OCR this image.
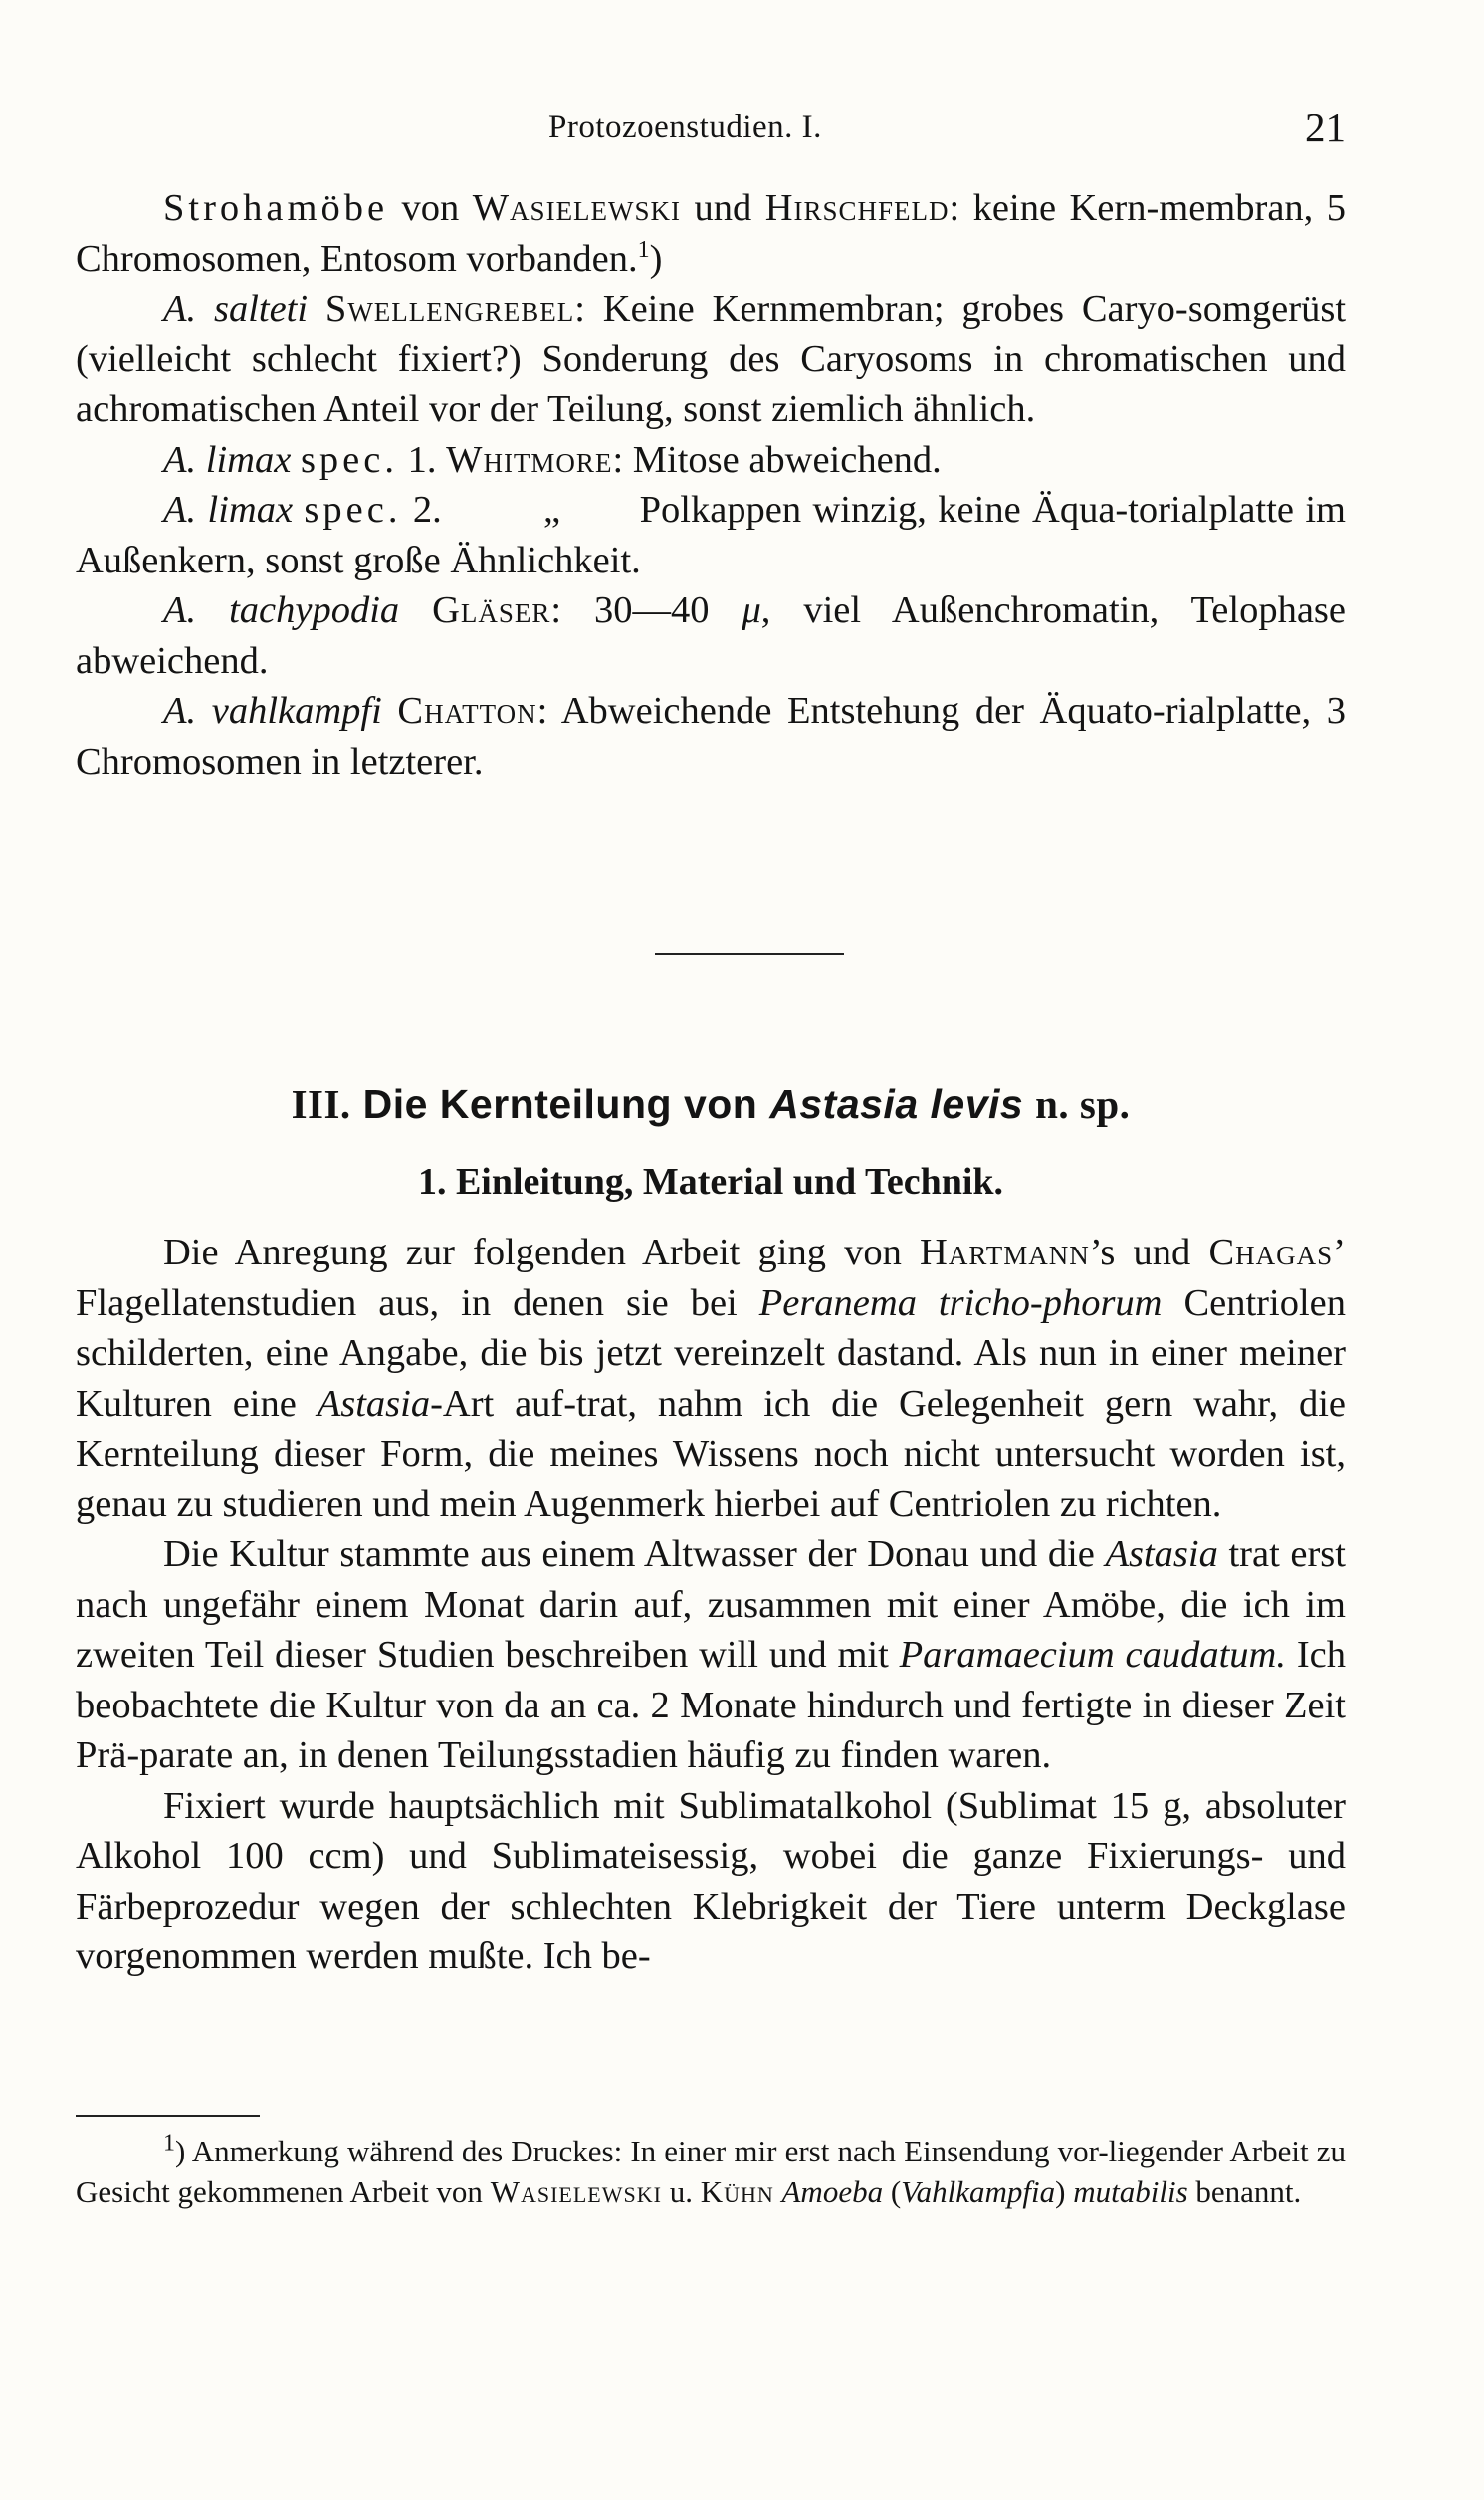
Protozoenstudien. I.	21

Strohamöbe von Wasielewski und Hirschfeld: keine Kern-membran, 5 Chromosomen, Entosom vorbanden.$^1$)

A. salteti Swellengrebel: Keine Kernmembran; grobes Caryo-somgerüst (vielleicht schlecht fixiert?) Sonderung des Caryosoms in chromatischen und achromatischen Anteil vor der Teilung, sonst ziemlich ähnlich.

A. limax spec. 1. Whitmore: Mitose abweichend.

A. limax spec. 2.         „       Polkappen winzig, keine Äqua-torialplatte im Außenkern, sonst große Ähnlichkeit.

A. tachypodia Gläser: 30—40 μ, viel Außenchromatin, Telophase abweichend.

A. vahlkampfi Chatton: Abweichende Entstehung der Äquato-rialplatte, 3 Chromosomen in letzterer.

III. Die Kernteilung von Astasia levis n. sp.
1. Einleitung, Material und Technik.

Die Anregung zur folgenden Arbeit ging von Hartmann’s und Chagas’ Flagellatenstudien aus, in denen sie bei Peranema tricho-phorum Centriolen schilderten, eine Angabe, die bis jetzt vereinzelt dastand. Als nun in einer meiner Kulturen eine Astasia-Art auf-trat, nahm ich die Gelegenheit gern wahr, die Kernteilung dieser Form, die meines Wissens noch nicht untersucht worden ist, genau zu studieren und mein Augenmerk hierbei auf Centriolen zu richten.

Die Kultur stammte aus einem Altwasser der Donau und die Astasia trat erst nach ungefähr einem Monat darin auf, zusammen mit einer Amöbe, die ich im zweiten Teil dieser Studien beschreiben will und mit Paramaecium caudatum. Ich beobachtete die Kultur von da an ca. 2 Monate hindurch und fertigte in dieser Zeit Prä-parate an, in denen Teilungsstadien häufig zu finden waren.

Fixiert wurde hauptsächlich mit Sublimatalkohol (Sublimat 15 g, absoluter Alkohol 100 ccm) und Sublimateisessig, wobei die ganze Fixierungs- und Färbeprozedur wegen der schlechten Klebrigkeit der Tiere unterm Deckglase vorgenommen werden mußte. Ich be-

$^1$) Anmerkung während des Druckes: In einer mir erst nach Einsendung vor-liegender Arbeit zu Gesicht gekommenen Arbeit von Wasielewski u. Kühn Amoeba (Vahlkampfia) mutabilis benannt.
------------------------------------------------------------
[What the exercise asks] When you retype the material above, copy each line exactly and drop whatever images appear in it.

[Solution to this task]
OCR this image.
Protozoenstudien. I.	21

Strohamöbe von Wasielewski und Hirschfeld: keine Kern-membran, 5 Chromosomen, Entosom vorbanden.$^1$)

A. salteti Swellengrebel: Keine Kernmembran; grobes Caryo-somgerüst (vielleicht schlecht fixiert?) Sonderung des Caryosoms in chromatischen und achromatischen Anteil vor der Teilung, sonst ziemlich ähnlich.

A. limax spec. 1. Whitmore: Mitose abweichend.

A. limax spec. 2.         „       Polkappen winzig, keine Äqua-torialplatte im Außenkern, sonst große Ähnlichkeit.

A. tachypodia Gläser: 30—40 μ, viel Außenchromatin, Telophase abweichend.

A. vahlkampfi Chatton: Abweichende Entstehung der Äquato-rialplatte, 3 Chromosomen in letzterer.

III. Die Kernteilung von Astasia levis n. sp.
1. Einleitung, Material und Technik.

Die Anregung zur folgenden Arbeit ging von Hartmann’s und Chagas’ Flagellatenstudien aus, in denen sie bei Peranema tricho-phorum Centriolen schilderten, eine Angabe, die bis jetzt vereinzelt dastand. Als nun in einer meiner Kulturen eine Astasia-Art auf-trat, nahm ich die Gelegenheit gern wahr, die Kernteilung dieser Form, die meines Wissens noch nicht untersucht worden ist, genau zu studieren und mein Augenmerk hierbei auf Centriolen zu richten.

Die Kultur stammte aus einem Altwasser der Donau und die Astasia trat erst nach ungefähr einem Monat darin auf, zusammen mit einer Amöbe, die ich im zweiten Teil dieser Studien beschreiben will und mit Paramaecium caudatum. Ich beobachtete die Kultur von da an ca. 2 Monate hindurch und fertigte in dieser Zeit Prä-parate an, in denen Teilungsstadien häufig zu finden waren.

Fixiert wurde hauptsächlich mit Sublimatalkohol (Sublimat 15 g, absoluter Alkohol 100 ccm) und Sublimateisessig, wobei die ganze Fixierungs- und Färbeprozedur wegen der schlechten Klebrigkeit der Tiere unterm Deckglase vorgenommen werden mußte. Ich be-

$^1$) Anmerkung während des Druckes: In einer mir erst nach Einsendung vor-liegender Arbeit zu Gesicht gekommenen Arbeit von Wasielewski u. Kühn Amoeba (Vahlkampfia) mutabilis benannt.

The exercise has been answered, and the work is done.